## DIRECTIVE
Your task is to print every entry below exactly as given.

Records

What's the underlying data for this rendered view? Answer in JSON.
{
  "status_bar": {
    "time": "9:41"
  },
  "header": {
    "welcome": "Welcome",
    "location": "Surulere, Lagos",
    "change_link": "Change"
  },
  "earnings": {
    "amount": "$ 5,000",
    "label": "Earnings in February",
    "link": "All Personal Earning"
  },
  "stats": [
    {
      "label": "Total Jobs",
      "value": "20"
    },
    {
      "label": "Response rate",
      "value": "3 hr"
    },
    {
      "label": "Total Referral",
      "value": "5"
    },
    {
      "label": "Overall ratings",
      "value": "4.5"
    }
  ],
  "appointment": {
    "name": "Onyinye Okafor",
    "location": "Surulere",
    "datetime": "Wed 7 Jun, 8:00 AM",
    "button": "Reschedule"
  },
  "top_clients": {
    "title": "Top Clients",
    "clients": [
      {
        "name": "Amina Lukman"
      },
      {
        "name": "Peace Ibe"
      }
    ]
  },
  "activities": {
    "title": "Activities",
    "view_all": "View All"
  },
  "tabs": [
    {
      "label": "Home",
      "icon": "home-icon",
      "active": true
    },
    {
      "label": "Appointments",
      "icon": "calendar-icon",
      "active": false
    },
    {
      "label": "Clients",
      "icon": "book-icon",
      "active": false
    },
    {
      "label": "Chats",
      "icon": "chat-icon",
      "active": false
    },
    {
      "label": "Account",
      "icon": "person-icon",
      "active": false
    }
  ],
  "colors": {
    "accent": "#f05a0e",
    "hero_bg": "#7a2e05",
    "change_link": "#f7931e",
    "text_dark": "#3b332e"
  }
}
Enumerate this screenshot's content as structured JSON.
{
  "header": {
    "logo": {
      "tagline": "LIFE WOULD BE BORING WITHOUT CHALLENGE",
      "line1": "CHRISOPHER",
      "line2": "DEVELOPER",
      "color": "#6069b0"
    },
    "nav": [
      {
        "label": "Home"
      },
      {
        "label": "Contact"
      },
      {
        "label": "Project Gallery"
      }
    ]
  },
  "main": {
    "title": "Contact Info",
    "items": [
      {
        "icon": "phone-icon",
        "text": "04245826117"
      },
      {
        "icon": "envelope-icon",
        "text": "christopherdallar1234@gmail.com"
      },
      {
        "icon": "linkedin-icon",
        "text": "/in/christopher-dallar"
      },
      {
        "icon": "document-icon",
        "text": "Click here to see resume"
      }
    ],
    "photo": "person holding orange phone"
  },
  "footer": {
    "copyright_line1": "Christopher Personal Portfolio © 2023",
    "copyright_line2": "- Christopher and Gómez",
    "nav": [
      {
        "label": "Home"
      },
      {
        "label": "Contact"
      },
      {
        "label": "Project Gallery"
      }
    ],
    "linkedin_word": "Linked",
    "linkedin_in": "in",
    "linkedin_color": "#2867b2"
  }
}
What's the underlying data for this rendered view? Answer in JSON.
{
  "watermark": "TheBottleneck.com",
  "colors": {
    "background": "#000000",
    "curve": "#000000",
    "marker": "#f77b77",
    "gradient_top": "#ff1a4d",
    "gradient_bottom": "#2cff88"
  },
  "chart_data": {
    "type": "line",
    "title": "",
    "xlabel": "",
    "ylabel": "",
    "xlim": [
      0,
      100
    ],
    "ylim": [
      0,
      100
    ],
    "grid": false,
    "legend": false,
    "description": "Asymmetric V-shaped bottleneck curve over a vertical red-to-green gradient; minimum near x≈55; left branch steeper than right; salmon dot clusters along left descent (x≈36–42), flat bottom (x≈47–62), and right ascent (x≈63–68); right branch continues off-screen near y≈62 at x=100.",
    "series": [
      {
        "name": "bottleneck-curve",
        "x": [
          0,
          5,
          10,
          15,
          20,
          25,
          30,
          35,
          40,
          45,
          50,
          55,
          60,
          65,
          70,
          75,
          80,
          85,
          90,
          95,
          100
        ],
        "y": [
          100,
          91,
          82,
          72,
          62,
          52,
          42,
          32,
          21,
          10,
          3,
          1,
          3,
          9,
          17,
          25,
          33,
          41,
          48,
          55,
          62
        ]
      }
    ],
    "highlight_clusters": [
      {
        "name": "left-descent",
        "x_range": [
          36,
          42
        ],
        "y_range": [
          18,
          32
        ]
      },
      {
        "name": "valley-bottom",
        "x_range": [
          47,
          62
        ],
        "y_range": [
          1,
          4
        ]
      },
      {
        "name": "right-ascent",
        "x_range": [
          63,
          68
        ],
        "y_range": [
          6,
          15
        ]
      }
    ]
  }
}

## TASK SOLUTION
What's the underlying data for this rendered view? Answer in JSON.
{
  "status_bar": {
    "time": "9:41"
  },
  "header": {
    "welcome": "Welcome",
    "location": "Surulere, Lagos",
    "change_link": "Change"
  },
  "earnings": {
    "amount": "$ 5,000",
    "label": "Earnings in February",
    "link": "All Personal Earning"
  },
  "stats": [
    {
      "label": "Total Jobs",
      "value": "20"
    },
    {
      "label": "Response rate",
      "value": "3 hr"
    },
    {
      "label": "Total Referral",
      "value": "5"
    },
    {
      "label": "Overall ratings",
      "value": "4.5"
    }
  ],
  "appointment": {
    "name": "Onyinye Okafor",
    "location": "Surulere",
    "datetime": "Wed 7 Jun, 8:00 AM",
    "button": "Reschedule"
  },
  "top_clients": {
    "title": "Top Clients",
    "clients": [
      {
        "name": "Amina Lukman"
      },
      {
        "name": "Peace Ibe"
      }
    ]
  },
  "activities": {
    "title": "Activities",
    "view_all": "View All"
  },
  "tabs": [
    {
      "label": "Home",
      "icon": "home-icon",
      "active": true
    },
    {
      "label": "Appointments",
      "icon": "calendar-icon",
      "active": false
    },
    {
      "label": "Clients",
      "icon": "book-icon",
      "active": false
    },
    {
      "label": "Chats",
      "icon": "chat-icon",
      "active": false
    },
    {
      "label": "Account",
      "icon": "person-icon",
      "active": false
    }
  ],
  "colors": {
    "accent": "#f05a0e",
    "hero_bg": "#7a2e05",
    "change_link": "#f7931e",
    "text_dark": "#3b332e"
  }
}
Enumerate this screenshot's content as structured JSON.
{
  "header": {
    "logo": {
      "tagline": "LIFE WOULD BE BORING WITHOUT CHALLENGE",
      "line1": "CHRISOPHER",
      "line2": "DEVELOPER",
      "color": "#6069b0"
    },
    "nav": [
      {
        "label": "Home"
      },
      {
        "label": "Contact"
      },
      {
        "label": "Project Gallery"
      }
    ]
  },
  "main": {
    "title": "Contact Info",
    "items": [
      {
        "icon": "phone-icon",
        "text": "04245826117"
      },
      {
        "icon": "envelope-icon",
        "text": "christopherdallar1234@gmail.com"
      },
      {
        "icon": "linkedin-icon",
        "text": "/in/christopher-dallar"
      },
      {
        "icon": "document-icon",
        "text": "Click here to see resume"
      }
    ],
    "photo": "person holding orange phone"
  },
  "footer": {
    "copyright_line1": "Christopher Personal Portfolio © 2023",
    "copyright_line2": "- Christopher and Gómez",
    "nav": [
      {
        "label": "Home"
      },
      {
        "label": "Contact"
      },
      {
        "label": "Project Gallery"
      }
    ],
    "linkedin_word": "Linked",
    "linkedin_in": "in",
    "linkedin_color": "#2867b2"
  }
}
What's the underlying data for this rendered view? Answer in JSON.
{
  "watermark": "TheBottleneck.com",
  "colors": {
    "background": "#000000",
    "curve": "#000000",
    "marker": "#f77b77",
    "gradient_top": "#ff1a4d",
    "gradient_bottom": "#2cff88"
  },
  "chart_data": {
    "type": "line",
    "title": "",
    "xlabel": "",
    "ylabel": "",
    "xlim": [
      0,
      100
    ],
    "ylim": [
      0,
      100
    ],
    "grid": false,
    "legend": false,
    "description": "Asymmetric V-shaped bottleneck curve over a vertical red-to-green gradient; minimum near x≈55; left branch steeper than right; salmon dot clusters along left descent (x≈36–42), flat bottom (x≈47–62), and right ascent (x≈63–68); right branch continues off-screen near y≈62 at x=100.",
    "series": [
      {
        "name": "bottleneck-curve",
        "x": [
          0,
          5,
          10,
          15,
          20,
          25,
          30,
          35,
          40,
          45,
          50,
          55,
          60,
          65,
          70,
          75,
          80,
          85,
          90,
          95,
          100
        ],
        "y": [
          100,
          91,
          82,
          72,
          62,
          52,
          42,
          32,
          21,
          10,
          3,
          1,
          3,
          9,
          17,
          25,
          33,
          41,
          48,
          55,
          62
        ]
      }
    ],
    "highlight_clusters": [
      {
        "name": "left-descent",
        "x_range": [
          36,
          42
        ],
        "y_range": [
          18,
          32
        ]
      },
      {
        "name": "valley-bottom",
        "x_range": [
          47,
          62
        ],
        "y_range": [
          1,
          4
        ]
      },
      {
        "name": "right-ascent",
        "x_range": [
          63,
          68
        ],
        "y_range": [
          6,
          15
        ]
      }
    ]
  }
}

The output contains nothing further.